| Text block |
____________________

Given a neural network and a loss function, it may be possible to find a better loss function if the neural network output lies in a space with low information content. Either (1) replace the loss function or add additional terms based on one or many intermediate layers’ activation outputs (feature matching) or (2) find a way to leverage or extract additional information content from your output.

Pre-trained VGG-16 and a new, shiny and improved loss function!

We downloaded code (in other words, the VGG-16 exact architecture) as well as a 528 MB HDF5-encoded file containing the weights of a pre-trained VGG-16 on the ILSVRC2012 dataset. This model was designed and trained by K. Simonyan and A. Zisserman for the ILSVRC2012 competition and performed brilliantly, quickly becoming one of the most famous deep neural networks of its time, along with its variants such as VGG-19 and others. The authors published their VGG-16 results in the following paper:

Very Deep Convolutional Networks for Large-Scale Image Recognition
K. Simonyan, A. Zisserman
arXiv:1409.1556

Moreover, the authors generously shared the model’s weights; training the model on the ILSVRC2012 dataset with optimal accuracy would take tremendous computing resources. To cite their paper:

Our implementation is derived from the publicly available C++ Caffe toolbox […], but contains a number of significant modifications, allowing us to perform training and evaluation on multiple GPUs installed in a single system […]. We have found that our conceptually much simpler scheme already provides a speedup of 3.75 times on an off-the-shelf 4-GPU system, as compared to using a single GPU. On a system equipped with four NVIDIA Titan Black GPUs, training a single net took 2–3 weeks depending on the architecture.

We used VGG-16 in order to define a much better loss function. That is, instead of our typical L_2 loss function:

L_2(\textbf{y},\ \hat{\textbf{y}}) = \lVert \textbf{y} - \hat{\textbf{y}} \rVert_2.

We can pass y and \hat{y} to VGG-16, denoting by \textbf{h}^{(k)}(\textbf{x}) the activation outputs of VGG-16’s intermediate layer k when given input \textbf{x}. Then, we define the new loss function as:

L_\text{VGG-16}(\textbf{y},\ \hat{\textbf{y}}) = \lVert\textbf{h}^{(k)}(\textbf{y}) -\textbf{h}^{(k)}(\hat{\textbf{y}}) \rVert_2.

Now, the reason we defined this new loss function is because:

  • Out first loss function is problematic and inherently cannot produce very good results. It generates very blurry predictions.

____________________

| Recorded information |
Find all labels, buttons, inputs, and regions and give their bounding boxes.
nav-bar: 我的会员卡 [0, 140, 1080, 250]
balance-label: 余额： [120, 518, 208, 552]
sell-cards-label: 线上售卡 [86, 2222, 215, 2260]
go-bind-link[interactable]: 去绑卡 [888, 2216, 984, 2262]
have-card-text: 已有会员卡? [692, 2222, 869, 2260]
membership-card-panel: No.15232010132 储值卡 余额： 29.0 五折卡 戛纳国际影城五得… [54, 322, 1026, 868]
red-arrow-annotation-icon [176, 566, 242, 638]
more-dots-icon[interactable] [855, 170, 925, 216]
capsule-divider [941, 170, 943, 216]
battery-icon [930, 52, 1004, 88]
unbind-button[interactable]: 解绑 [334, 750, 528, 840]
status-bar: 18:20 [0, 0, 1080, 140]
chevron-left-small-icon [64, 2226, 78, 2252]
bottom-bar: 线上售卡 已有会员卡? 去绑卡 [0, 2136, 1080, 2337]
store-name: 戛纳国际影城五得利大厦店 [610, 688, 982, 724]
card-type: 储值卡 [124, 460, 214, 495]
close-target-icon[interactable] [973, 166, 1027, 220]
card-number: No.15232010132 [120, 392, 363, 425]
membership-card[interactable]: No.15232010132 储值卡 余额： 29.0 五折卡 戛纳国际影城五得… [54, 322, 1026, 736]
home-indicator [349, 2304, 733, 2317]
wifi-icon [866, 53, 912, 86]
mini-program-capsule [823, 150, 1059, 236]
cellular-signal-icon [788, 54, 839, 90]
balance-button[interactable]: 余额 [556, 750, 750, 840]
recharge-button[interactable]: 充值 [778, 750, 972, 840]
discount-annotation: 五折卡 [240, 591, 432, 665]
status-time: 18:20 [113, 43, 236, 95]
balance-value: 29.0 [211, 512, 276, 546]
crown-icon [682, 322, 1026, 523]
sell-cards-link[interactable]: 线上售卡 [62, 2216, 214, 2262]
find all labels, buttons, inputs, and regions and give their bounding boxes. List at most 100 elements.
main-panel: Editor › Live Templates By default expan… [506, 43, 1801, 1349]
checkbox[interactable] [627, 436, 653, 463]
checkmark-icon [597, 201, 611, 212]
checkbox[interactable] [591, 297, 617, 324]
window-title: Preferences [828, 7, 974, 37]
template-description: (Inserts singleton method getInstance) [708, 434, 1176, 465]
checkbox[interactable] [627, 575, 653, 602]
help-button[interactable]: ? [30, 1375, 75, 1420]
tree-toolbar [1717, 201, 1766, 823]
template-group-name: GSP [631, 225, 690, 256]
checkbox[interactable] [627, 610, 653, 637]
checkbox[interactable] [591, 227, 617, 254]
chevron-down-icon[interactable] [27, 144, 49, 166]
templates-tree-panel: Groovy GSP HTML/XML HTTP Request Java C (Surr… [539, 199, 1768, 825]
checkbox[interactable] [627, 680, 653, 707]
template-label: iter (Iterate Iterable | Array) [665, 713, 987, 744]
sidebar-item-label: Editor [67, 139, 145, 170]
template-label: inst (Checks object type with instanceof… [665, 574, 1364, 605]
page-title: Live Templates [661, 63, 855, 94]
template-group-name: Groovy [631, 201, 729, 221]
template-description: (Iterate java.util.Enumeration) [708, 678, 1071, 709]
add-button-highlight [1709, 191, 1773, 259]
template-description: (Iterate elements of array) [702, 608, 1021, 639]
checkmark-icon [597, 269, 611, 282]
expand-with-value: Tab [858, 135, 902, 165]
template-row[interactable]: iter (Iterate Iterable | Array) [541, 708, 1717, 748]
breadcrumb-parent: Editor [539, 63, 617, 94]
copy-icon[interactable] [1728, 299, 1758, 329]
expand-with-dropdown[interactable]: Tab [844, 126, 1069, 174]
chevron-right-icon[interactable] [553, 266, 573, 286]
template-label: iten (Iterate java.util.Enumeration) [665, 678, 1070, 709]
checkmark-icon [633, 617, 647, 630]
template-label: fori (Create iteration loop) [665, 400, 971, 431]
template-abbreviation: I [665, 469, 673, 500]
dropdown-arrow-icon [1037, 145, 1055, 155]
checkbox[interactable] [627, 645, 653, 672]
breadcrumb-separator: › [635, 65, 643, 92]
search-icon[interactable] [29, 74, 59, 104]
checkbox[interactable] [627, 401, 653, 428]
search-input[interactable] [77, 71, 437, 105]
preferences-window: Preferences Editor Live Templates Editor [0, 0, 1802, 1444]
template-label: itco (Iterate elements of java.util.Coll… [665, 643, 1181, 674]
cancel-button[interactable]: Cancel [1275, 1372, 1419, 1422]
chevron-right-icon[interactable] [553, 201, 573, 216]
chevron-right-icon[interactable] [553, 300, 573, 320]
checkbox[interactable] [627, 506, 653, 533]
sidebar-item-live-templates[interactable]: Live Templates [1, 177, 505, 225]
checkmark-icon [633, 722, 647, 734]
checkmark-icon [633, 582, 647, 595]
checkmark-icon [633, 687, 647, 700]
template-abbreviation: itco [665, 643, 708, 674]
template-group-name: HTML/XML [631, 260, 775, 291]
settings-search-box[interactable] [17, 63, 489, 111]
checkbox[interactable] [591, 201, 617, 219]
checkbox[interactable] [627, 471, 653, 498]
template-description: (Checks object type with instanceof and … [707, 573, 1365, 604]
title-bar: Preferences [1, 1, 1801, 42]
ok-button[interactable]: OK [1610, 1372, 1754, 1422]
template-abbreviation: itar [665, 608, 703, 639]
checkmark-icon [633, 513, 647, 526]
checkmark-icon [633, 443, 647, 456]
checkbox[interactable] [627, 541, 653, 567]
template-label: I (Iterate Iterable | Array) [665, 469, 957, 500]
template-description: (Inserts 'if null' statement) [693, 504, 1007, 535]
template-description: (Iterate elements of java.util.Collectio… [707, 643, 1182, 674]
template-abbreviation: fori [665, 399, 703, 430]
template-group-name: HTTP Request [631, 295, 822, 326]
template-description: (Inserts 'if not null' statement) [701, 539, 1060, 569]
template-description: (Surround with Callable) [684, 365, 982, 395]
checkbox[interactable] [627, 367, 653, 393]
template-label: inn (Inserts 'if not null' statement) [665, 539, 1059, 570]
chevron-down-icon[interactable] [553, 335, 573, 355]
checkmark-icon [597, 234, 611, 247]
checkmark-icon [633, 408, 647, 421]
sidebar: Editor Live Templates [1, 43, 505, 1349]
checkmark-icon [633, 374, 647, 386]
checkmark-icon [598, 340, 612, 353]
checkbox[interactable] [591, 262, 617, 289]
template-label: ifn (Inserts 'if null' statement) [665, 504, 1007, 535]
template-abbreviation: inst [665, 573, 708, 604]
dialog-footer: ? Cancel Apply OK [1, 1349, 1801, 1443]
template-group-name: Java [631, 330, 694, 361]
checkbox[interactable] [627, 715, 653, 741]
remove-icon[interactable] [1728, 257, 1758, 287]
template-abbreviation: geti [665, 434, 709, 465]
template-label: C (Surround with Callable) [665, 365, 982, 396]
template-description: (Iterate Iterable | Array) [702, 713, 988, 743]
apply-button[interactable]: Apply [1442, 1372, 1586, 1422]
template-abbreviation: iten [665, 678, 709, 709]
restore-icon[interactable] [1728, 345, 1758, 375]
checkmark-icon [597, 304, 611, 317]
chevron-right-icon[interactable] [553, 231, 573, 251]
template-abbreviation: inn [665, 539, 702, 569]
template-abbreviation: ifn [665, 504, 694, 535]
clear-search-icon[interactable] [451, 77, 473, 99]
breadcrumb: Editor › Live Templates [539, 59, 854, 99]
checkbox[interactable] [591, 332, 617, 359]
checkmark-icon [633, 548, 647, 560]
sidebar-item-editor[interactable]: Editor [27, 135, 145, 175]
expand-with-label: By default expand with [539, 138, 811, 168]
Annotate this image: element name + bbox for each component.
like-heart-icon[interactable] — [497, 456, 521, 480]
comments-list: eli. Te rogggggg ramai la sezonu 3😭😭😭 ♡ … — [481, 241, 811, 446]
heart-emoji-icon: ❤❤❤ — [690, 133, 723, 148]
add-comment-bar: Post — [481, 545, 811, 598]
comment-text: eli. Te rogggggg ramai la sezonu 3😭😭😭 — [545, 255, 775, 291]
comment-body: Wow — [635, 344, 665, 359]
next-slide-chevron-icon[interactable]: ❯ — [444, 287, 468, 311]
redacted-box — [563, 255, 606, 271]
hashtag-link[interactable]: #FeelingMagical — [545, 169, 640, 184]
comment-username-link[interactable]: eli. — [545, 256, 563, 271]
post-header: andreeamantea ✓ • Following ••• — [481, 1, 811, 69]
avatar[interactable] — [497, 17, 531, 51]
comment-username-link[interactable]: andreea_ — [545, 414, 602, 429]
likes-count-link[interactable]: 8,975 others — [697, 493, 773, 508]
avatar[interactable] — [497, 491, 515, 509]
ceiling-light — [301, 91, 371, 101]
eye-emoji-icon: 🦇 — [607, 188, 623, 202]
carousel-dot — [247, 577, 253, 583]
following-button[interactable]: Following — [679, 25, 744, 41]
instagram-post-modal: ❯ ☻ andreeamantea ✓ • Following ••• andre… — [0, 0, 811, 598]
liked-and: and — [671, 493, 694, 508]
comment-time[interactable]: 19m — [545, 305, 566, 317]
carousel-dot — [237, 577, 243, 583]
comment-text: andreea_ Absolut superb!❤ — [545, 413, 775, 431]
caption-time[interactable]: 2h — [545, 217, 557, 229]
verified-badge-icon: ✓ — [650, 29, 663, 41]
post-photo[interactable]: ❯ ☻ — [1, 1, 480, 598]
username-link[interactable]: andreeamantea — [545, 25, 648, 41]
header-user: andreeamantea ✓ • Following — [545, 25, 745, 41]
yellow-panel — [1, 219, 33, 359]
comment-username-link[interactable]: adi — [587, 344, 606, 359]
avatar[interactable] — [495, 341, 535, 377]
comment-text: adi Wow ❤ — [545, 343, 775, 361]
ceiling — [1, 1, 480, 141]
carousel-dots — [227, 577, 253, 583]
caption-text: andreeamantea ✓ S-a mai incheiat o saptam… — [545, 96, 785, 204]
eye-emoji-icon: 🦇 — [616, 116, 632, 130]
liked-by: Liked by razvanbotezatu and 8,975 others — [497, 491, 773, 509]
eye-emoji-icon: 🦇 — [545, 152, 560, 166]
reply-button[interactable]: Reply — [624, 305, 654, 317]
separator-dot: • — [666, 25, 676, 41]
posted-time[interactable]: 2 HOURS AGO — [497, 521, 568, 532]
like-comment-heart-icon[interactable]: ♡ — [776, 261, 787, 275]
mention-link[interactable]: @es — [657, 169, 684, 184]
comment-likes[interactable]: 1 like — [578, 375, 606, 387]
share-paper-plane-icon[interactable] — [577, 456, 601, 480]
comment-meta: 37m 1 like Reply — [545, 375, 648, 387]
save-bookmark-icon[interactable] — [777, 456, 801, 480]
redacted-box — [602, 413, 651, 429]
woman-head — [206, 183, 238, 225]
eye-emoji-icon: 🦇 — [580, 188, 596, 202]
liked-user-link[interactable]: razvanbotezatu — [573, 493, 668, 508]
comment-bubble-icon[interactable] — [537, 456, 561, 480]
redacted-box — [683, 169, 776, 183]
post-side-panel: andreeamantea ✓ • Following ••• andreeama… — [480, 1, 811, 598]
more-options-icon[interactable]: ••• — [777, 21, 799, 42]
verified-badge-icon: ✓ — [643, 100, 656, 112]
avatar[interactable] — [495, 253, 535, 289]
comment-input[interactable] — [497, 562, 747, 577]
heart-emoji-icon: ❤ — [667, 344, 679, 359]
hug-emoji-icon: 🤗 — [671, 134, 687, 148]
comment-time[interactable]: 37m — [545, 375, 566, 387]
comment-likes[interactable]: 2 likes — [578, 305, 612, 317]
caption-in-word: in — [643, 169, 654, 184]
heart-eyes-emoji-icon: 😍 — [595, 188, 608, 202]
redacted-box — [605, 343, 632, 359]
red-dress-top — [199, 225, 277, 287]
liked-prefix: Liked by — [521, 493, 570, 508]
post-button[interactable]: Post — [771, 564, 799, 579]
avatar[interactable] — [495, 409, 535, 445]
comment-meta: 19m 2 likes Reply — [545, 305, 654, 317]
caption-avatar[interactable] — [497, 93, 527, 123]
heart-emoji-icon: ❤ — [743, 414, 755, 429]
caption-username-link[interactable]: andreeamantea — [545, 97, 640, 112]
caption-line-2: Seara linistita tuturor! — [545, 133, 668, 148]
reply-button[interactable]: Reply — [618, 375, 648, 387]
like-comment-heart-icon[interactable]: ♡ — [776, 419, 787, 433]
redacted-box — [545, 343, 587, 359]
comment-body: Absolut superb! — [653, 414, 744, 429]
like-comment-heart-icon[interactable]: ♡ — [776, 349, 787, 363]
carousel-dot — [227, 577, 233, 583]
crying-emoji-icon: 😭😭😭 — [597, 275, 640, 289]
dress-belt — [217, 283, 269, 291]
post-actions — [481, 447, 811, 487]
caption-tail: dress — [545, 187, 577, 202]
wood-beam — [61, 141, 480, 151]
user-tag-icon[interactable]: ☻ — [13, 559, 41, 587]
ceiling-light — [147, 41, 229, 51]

____________________

| Tasks |
a – Summarize the passage on VGG-16 and loss functions in two sentences.
b – Rewrite the rows from the very first one through the line containing "have-card-text: 已有会员卡? [692, 2222, 869, 2260]", changing "nav-bar" to "header-bar" and keeping everything else the same; give only those rows.

| Results of the exercise |
a – The passage describes downloading the architecture and the pre-trained weights of VGG-16, a network that K. Simonyan and A. Zisserman designed and trained for the ILSVRC2012 competition. VGG-16 is then used to replace the usual L_2 loss with a new loss based on the difference between the activation outputs of one of its intermediate layers for y and for ŷ, because the L_2 loss produces very blurry predictions.

b –
Find all labels, buttons, inputs, and regions and give their bounding boxes.
header-bar: 我的会员卡 [0, 140, 1080, 250]
balance-label: 余额： [120, 518, 208, 552]
sell-cards-label: 线上售卡 [86, 2222, 215, 2260]
go-bind-link[interactable]: 去绑卡 [888, 2216, 984, 2262]
have-card-text: 已有会员卡? [692, 2222, 869, 2260]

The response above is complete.